**Problem requirements**
Copy each line of the records that contains the word "title".
---------- Supplied entries ----------
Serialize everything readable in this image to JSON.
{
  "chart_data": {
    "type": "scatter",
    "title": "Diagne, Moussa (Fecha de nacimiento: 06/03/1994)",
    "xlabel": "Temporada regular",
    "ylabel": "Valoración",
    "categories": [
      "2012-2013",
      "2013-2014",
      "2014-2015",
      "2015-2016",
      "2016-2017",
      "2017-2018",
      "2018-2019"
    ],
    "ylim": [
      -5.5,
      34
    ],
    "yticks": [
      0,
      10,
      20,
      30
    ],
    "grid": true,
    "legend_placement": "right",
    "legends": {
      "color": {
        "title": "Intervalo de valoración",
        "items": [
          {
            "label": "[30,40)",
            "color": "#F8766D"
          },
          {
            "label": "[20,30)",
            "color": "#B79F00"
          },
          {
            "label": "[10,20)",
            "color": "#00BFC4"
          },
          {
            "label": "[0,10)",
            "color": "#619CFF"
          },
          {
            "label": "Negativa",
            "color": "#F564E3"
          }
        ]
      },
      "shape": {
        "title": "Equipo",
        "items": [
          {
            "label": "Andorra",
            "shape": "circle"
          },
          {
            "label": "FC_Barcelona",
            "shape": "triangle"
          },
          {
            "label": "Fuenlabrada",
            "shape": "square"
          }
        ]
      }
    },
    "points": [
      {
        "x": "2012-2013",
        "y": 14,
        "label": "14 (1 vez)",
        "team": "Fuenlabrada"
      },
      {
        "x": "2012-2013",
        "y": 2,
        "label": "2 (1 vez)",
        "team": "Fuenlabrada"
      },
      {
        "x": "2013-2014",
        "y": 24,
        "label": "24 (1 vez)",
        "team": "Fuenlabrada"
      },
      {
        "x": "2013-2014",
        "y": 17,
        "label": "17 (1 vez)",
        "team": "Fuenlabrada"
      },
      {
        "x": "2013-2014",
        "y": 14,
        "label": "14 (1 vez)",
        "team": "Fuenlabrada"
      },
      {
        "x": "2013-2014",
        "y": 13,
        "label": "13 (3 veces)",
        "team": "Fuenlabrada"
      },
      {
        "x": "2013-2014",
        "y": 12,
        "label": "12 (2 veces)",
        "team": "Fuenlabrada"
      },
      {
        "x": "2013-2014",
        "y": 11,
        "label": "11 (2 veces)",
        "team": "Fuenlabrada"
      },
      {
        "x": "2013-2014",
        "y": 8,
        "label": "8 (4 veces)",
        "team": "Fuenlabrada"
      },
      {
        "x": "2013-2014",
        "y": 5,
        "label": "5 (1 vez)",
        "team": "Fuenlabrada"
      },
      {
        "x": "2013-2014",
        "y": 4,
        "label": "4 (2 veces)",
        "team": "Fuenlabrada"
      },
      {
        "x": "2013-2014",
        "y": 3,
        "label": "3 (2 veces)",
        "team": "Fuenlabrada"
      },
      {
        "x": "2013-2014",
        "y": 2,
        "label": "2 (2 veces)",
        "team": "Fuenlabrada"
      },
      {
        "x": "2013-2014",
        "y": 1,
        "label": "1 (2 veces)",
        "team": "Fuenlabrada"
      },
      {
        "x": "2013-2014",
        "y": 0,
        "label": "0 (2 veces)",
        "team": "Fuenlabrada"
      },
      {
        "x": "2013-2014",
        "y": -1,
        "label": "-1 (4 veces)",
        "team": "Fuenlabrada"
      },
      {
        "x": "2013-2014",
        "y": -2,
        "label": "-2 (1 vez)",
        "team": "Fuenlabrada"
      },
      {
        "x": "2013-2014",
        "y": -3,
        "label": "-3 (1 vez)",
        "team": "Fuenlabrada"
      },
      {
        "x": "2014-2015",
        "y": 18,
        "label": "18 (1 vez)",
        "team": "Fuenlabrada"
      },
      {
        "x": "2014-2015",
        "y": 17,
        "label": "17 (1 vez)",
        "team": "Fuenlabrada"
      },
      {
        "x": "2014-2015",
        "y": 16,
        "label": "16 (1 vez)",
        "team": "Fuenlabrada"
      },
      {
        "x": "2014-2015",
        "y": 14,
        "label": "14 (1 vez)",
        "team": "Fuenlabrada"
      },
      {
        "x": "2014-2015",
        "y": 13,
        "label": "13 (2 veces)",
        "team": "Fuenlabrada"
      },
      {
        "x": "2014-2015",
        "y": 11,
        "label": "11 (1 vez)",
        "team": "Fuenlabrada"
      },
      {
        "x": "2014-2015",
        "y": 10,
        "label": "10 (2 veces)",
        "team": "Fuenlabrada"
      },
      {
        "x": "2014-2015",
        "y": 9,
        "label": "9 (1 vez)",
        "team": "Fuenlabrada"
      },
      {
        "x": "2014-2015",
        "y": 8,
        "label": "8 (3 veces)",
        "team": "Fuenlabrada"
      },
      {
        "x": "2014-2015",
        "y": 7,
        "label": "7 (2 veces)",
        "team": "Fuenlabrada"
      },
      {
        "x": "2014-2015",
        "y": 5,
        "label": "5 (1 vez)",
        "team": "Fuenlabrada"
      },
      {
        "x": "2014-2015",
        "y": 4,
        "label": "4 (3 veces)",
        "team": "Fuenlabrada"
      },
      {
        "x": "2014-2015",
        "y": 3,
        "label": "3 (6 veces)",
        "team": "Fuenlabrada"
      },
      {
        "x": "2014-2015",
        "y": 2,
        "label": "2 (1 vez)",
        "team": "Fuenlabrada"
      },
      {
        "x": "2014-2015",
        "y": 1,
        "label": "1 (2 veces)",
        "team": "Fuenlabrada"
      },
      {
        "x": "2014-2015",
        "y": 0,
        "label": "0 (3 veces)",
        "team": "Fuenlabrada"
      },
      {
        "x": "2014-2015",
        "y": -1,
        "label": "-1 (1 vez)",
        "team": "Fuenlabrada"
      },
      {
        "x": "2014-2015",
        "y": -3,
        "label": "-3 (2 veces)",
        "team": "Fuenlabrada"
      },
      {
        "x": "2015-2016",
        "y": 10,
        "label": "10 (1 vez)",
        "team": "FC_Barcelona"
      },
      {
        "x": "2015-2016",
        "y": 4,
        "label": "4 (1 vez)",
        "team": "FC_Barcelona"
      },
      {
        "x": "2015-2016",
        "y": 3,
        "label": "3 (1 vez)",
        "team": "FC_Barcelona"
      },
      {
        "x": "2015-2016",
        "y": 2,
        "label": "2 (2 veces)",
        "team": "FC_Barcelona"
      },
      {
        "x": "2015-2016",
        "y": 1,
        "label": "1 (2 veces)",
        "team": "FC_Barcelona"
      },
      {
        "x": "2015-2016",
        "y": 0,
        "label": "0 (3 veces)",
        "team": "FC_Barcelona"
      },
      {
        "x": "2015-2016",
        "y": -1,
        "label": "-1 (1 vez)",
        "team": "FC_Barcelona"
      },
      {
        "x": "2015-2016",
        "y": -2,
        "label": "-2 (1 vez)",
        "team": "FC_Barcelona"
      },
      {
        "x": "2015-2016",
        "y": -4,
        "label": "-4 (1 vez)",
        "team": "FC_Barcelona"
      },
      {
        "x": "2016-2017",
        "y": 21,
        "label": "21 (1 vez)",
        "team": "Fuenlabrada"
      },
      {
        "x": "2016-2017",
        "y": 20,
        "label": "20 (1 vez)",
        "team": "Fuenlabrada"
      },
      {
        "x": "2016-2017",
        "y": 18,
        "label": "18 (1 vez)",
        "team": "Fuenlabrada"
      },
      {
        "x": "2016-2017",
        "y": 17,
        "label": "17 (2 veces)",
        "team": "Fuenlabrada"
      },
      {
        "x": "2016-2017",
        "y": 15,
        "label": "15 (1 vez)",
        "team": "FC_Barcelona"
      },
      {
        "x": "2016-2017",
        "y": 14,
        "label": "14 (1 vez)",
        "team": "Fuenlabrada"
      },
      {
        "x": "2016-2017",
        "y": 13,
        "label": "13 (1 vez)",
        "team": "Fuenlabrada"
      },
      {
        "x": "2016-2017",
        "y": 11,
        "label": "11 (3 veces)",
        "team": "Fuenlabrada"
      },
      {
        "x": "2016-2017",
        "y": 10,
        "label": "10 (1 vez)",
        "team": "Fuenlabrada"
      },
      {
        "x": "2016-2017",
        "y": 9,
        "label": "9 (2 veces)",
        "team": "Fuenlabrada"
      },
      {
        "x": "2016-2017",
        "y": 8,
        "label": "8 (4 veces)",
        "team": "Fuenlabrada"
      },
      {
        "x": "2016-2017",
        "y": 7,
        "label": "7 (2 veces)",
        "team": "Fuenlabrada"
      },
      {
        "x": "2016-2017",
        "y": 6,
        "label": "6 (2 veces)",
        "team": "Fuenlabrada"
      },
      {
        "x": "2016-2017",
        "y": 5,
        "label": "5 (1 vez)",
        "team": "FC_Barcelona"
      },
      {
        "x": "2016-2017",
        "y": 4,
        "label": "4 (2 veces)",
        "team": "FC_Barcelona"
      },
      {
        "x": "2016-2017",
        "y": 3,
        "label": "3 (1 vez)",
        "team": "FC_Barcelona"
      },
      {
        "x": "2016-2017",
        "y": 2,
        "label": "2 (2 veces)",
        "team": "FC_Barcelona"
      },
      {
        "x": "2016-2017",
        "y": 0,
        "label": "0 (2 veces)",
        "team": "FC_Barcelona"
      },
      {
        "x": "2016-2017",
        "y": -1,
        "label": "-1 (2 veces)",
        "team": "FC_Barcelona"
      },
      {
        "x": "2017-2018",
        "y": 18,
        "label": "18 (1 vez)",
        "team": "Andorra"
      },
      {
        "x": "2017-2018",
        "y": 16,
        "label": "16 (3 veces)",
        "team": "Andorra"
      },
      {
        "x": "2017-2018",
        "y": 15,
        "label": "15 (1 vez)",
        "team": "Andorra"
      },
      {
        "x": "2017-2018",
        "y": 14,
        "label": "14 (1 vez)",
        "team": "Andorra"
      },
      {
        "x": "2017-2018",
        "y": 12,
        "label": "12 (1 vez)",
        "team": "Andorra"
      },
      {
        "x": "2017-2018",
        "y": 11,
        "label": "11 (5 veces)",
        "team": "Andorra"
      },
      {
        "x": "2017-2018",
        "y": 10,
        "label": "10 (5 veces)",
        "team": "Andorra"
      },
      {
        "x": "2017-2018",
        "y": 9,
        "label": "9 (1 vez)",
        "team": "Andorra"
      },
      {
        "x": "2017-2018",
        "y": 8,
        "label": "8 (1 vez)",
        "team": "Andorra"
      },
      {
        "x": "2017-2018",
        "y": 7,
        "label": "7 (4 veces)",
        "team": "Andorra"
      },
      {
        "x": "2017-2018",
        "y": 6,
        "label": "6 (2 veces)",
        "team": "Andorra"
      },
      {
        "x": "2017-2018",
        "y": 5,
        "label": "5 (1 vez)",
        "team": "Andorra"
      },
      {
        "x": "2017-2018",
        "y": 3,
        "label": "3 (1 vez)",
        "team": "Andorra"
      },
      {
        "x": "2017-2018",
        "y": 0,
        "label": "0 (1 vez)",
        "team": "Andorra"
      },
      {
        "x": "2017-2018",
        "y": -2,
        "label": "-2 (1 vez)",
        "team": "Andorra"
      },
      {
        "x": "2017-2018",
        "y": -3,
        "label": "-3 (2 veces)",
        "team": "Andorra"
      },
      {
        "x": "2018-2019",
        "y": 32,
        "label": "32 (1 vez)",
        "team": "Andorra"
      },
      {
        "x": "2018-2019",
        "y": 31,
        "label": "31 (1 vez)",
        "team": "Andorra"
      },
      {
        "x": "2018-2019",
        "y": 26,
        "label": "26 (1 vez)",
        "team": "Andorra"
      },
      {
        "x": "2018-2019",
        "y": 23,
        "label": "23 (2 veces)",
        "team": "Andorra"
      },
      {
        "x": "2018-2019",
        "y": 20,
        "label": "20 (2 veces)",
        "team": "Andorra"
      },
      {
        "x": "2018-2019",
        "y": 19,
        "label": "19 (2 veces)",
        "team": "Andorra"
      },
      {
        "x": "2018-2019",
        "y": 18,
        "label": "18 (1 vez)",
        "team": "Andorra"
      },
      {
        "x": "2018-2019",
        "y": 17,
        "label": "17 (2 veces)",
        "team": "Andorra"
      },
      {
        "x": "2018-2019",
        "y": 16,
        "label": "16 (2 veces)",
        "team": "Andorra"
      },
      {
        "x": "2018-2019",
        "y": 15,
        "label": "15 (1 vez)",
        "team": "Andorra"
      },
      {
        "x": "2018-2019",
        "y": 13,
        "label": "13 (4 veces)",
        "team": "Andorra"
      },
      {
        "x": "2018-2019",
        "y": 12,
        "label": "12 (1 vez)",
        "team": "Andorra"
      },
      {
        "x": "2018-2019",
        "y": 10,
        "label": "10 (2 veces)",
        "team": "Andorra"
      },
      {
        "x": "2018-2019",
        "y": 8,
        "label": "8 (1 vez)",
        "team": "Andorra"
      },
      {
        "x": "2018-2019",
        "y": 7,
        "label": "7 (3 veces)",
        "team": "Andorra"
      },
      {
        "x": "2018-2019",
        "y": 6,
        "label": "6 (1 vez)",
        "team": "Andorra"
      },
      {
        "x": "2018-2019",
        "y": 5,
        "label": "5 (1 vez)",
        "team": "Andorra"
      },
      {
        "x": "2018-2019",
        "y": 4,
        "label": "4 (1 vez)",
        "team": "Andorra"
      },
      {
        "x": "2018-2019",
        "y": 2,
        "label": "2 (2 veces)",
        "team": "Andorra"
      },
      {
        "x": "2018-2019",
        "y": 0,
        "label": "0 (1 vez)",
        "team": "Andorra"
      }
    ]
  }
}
----------
**Expected output**
    "title": "Diagne, Moussa (Fecha de nacimiento: 06/03/1994)",
        "title": "Intervalo de valoración",
        "title": "Equipo",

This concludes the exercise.